Excerpt from a dataset

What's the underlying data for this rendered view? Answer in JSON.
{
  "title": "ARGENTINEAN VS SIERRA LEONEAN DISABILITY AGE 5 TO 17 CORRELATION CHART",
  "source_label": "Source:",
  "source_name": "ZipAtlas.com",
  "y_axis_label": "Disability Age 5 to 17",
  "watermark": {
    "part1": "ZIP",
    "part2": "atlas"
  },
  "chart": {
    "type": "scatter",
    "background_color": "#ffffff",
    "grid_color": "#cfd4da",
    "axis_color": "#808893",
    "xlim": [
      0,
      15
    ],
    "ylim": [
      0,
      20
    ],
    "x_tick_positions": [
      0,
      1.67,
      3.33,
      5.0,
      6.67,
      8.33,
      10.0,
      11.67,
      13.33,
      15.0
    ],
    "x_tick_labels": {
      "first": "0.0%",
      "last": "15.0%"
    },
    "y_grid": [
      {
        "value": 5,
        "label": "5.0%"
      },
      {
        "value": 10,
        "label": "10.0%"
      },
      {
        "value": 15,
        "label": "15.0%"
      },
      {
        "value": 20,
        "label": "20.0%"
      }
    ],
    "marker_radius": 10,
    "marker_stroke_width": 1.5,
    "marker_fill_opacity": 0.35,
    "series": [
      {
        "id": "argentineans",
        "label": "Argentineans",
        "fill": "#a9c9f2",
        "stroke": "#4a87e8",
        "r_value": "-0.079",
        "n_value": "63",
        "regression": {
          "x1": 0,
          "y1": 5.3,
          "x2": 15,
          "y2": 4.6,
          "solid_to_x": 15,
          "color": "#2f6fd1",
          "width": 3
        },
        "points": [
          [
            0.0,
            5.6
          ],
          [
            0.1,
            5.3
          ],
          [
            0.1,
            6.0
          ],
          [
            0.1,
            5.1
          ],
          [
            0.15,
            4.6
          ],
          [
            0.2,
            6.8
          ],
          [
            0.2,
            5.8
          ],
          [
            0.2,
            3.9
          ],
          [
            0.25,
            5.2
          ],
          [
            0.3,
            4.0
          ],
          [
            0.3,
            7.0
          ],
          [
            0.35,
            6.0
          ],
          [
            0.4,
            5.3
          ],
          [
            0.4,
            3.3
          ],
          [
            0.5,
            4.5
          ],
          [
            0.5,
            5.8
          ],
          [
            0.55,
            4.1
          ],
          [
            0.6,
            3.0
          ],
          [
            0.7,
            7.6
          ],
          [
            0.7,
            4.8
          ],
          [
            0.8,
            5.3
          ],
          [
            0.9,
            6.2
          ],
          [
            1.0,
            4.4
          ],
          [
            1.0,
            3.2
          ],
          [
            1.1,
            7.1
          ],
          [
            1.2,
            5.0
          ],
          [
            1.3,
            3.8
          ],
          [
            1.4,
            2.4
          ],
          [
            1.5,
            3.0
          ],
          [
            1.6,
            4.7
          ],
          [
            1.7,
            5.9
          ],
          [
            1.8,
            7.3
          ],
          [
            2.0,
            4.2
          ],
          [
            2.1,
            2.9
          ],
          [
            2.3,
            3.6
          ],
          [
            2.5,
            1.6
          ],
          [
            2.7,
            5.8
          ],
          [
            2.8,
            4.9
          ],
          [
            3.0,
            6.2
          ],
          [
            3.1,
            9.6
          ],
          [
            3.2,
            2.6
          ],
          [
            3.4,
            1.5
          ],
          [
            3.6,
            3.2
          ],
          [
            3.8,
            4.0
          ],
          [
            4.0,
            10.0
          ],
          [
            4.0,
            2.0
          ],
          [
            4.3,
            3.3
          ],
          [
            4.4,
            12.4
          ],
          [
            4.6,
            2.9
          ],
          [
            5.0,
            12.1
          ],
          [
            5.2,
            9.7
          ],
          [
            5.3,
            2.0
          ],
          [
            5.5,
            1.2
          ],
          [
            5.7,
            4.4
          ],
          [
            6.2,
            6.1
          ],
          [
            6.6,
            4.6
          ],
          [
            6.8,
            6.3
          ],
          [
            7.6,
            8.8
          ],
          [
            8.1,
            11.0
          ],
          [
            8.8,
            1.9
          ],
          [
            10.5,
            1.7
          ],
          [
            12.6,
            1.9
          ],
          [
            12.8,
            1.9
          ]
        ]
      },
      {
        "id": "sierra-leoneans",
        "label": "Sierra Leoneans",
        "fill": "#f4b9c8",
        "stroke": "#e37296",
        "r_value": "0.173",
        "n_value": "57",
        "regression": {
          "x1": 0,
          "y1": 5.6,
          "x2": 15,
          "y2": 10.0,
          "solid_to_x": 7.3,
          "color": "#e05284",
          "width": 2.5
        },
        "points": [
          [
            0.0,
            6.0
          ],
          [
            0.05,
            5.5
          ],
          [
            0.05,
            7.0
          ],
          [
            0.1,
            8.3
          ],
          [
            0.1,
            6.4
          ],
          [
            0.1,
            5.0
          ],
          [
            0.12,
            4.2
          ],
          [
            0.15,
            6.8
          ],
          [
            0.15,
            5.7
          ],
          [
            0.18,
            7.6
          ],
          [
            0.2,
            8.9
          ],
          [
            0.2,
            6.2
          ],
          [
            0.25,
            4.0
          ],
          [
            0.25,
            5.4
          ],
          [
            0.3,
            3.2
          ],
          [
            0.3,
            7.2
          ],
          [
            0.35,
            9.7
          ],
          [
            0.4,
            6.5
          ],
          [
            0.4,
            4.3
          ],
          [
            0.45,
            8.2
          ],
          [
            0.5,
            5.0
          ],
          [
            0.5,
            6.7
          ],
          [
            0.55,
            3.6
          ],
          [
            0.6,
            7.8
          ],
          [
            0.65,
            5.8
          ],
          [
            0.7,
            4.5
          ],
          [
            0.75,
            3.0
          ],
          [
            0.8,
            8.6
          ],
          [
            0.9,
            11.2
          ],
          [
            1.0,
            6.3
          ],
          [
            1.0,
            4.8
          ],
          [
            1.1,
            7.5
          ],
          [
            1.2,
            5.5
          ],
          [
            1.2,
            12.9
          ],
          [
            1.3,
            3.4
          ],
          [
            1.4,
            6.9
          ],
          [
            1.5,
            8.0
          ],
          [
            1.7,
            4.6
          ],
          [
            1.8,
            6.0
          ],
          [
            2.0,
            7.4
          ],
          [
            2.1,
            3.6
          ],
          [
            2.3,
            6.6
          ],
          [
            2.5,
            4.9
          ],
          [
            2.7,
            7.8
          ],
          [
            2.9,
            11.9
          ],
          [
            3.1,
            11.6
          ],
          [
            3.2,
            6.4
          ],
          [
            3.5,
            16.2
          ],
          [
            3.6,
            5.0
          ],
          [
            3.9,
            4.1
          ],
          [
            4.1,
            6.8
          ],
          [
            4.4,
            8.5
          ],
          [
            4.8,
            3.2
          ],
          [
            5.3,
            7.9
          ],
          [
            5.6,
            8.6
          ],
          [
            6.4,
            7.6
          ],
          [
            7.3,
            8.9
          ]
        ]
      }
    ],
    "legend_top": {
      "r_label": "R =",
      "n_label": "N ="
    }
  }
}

Task details:
Recopy all the lines exactly as they appear.

Solution to the problem:
What's the underlying data for this rendered view? Answer in JSON.
{
  "title": "ARGENTINEAN VS SIERRA LEONEAN DISABILITY AGE 5 TO 17 CORRELATION CHART",
  "source_label": "Source:",
  "source_name": "ZipAtlas.com",
  "y_axis_label": "Disability Age 5 to 17",
  "watermark": {
    "part1": "ZIP",
    "part2": "atlas"
  },
  "chart": {
    "type": "scatter",
    "background_color": "#ffffff",
    "grid_color": "#cfd4da",
    "axis_color": "#808893",
    "xlim": [
      0,
      15
    ],
    "ylim": [
      0,
      20
    ],
    "x_tick_positions": [
      0,
      1.67,
      3.33,
      5.0,
      6.67,
      8.33,
      10.0,
      11.67,
      13.33,
      15.0
    ],
    "x_tick_labels": {
      "first": "0.0%",
      "last": "15.0%"
    },
    "y_grid": [
      {
        "value": 5,
        "label": "5.0%"
      },
      {
        "value": 10,
        "label": "10.0%"
      },
      {
        "value": 15,
        "label": "15.0%"
      },
      {
        "value": 20,
        "label": "20.0%"
      }
    ],
    "marker_radius": 10,
    "marker_stroke_width": 1.5,
    "marker_fill_opacity": 0.35,
    "series": [
      {
        "id": "argentineans",
        "label": "Argentineans",
        "fill": "#a9c9f2",
        "stroke": "#4a87e8",
        "r_value": "-0.079",
        "n_value": "63",
        "regression": {
          "x1": 0,
          "y1": 5.3,
          "x2": 15,
          "y2": 4.6,
          "solid_to_x": 15,
          "color": "#2f6fd1",
          "width": 3
        },
        "points": [
          [
            0.0,
            5.6
          ],
          [
            0.1,
            5.3
          ],
          [
            0.1,
            6.0
          ],
          [
            0.1,
            5.1
          ],
          [
            0.15,
            4.6
          ],
          [
            0.2,
            6.8
          ],
          [
            0.2,
            5.8
          ],
          [
            0.2,
            3.9
          ],
          [
            0.25,
            5.2
          ],
          [
            0.3,
            4.0
          ],
          [
            0.3,
            7.0
          ],
          [
            0.35,
            6.0
          ],
          [
            0.4,
            5.3
          ],
          [
            0.4,
            3.3
          ],
          [
            0.5,
            4.5
          ],
          [
            0.5,
            5.8
          ],
          [
            0.55,
            4.1
          ],
          [
            0.6,
            3.0
          ],
          [
            0.7,
            7.6
          ],
          [
            0.7,
            4.8
          ],
          [
            0.8,
            5.3
          ],
          [
            0.9,
            6.2
          ],
          [
            1.0,
            4.4
          ],
          [
            1.0,
            3.2
          ],
          [
            1.1,
            7.1
          ],
          [
            1.2,
            5.0
          ],
          [
            1.3,
            3.8
          ],
          [
            1.4,
            2.4
          ],
          [
            1.5,
            3.0
          ],
          [
            1.6,
            4.7
          ],
          [
            1.7,
            5.9
          ],
          [
            1.8,
            7.3
          ],
          [
            2.0,
            4.2
          ],
          [
            2.1,
            2.9
          ],
          [
            2.3,
            3.6
          ],
          [
            2.5,
            1.6
          ],
          [
            2.7,
            5.8
          ],
          [
            2.8,
            4.9
          ],
          [
            3.0,
            6.2
          ],
          [
            3.1,
            9.6
          ],
          [
            3.2,
            2.6
          ],
          [
            3.4,
            1.5
          ],
          [
            3.6,
            3.2
          ],
          [
            3.8,
            4.0
          ],
          [
            4.0,
            10.0
          ],
          [
            4.0,
            2.0
          ],
          [
            4.3,
            3.3
          ],
          [
            4.4,
            12.4
          ],
          [
            4.6,
            2.9
          ],
          [
            5.0,
            12.1
          ],
          [
            5.2,
            9.7
          ],
          [
            5.3,
            2.0
          ],
          [
            5.5,
            1.2
          ],
          [
            5.7,
            4.4
          ],
          [
            6.2,
            6.1
          ],
          [
            6.6,
            4.6
          ],
          [
            6.8,
            6.3
          ],
          [
            7.6,
            8.8
          ],
          [
            8.1,
            11.0
          ],
          [
            8.8,
            1.9
          ],
          [
            10.5,
            1.7
          ],
          [
            12.6,
            1.9
          ],
          [
            12.8,
            1.9
          ]
        ]
      },
      {
        "id": "sierra-leoneans",
        "label": "Sierra Leoneans",
        "fill": "#f4b9c8",
        "stroke": "#e37296",
        "r_value": "0.173",
        "n_value": "57",
        "regression": {
          "x1": 0,
          "y1": 5.6,
          "x2": 15,
          "y2": 10.0,
          "solid_to_x": 7.3,
          "color": "#e05284",
          "width": 2.5
        },
        "points": [
          [
            0.0,
            6.0
          ],
          [
            0.05,
            5.5
          ],
          [
            0.05,
            7.0
          ],
          [
            0.1,
            8.3
          ],
          [
            0.1,
            6.4
          ],
          [
            0.1,
            5.0
          ],
          [
            0.12,
            4.2
          ],
          [
            0.15,
            6.8
          ],
          [
            0.15,
            5.7
          ],
          [
            0.18,
            7.6
          ],
          [
            0.2,
            8.9
          ],
          [
            0.2,
            6.2
          ],
          [
            0.25,
            4.0
          ],
          [
            0.25,
            5.4
          ],
          [
            0.3,
            3.2
          ],
          [
            0.3,
            7.2
          ],
          [
            0.35,
            9.7
          ],
          [
            0.4,
            6.5
          ],
          [
            0.4,
            4.3
          ],
          [
            0.45,
            8.2
          ],
          [
            0.5,
            5.0
          ],
          [
            0.5,
            6.7
          ],
          [
            0.55,
            3.6
          ],
          [
            0.6,
            7.8
          ],
          [
            0.65,
            5.8
          ],
          [
            0.7,
            4.5
          ],
          [
            0.75,
            3.0
          ],
          [
            0.8,
            8.6
          ],
          [
            0.9,
            11.2
          ],
          [
            1.0,
            6.3
          ],
          [
            1.0,
            4.8
          ],
          [
            1.1,
            7.5
          ],
          [
            1.2,
            5.5
          ],
          [
            1.2,
            12.9
          ],
          [
            1.3,
            3.4
          ],
          [
            1.4,
            6.9
          ],
          [
            1.5,
            8.0
          ],
          [
            1.7,
            4.6
          ],
          [
            1.8,
            6.0
          ],
          [
            2.0,
            7.4
          ],
          [
            2.1,
            3.6
          ],
          [
            2.3,
            6.6
          ],
          [
            2.5,
            4.9
          ],
          [
            2.7,
            7.8
          ],
          [
            2.9,
            11.9
          ],
          [
            3.1,
            11.6
          ],
          [
            3.2,
            6.4
          ],
          [
            3.5,
            16.2
          ],
          [
            3.6,
            5.0
          ],
          [
            3.9,
            4.1
          ],
          [
            4.1,
            6.8
          ],
          [
            4.4,
            8.5
          ],
          [
            4.8,
            3.2
          ],
          [
            5.3,
            7.9
          ],
          [
            5.6,
            8.6
          ],
          [
            6.4,
            7.6
          ],
          [
            7.3,
            8.9
          ]
        ]
      }
    ],
    "legend_top": {
      "r_label": "R =",
      "n_label": "N ="
    }
  }
}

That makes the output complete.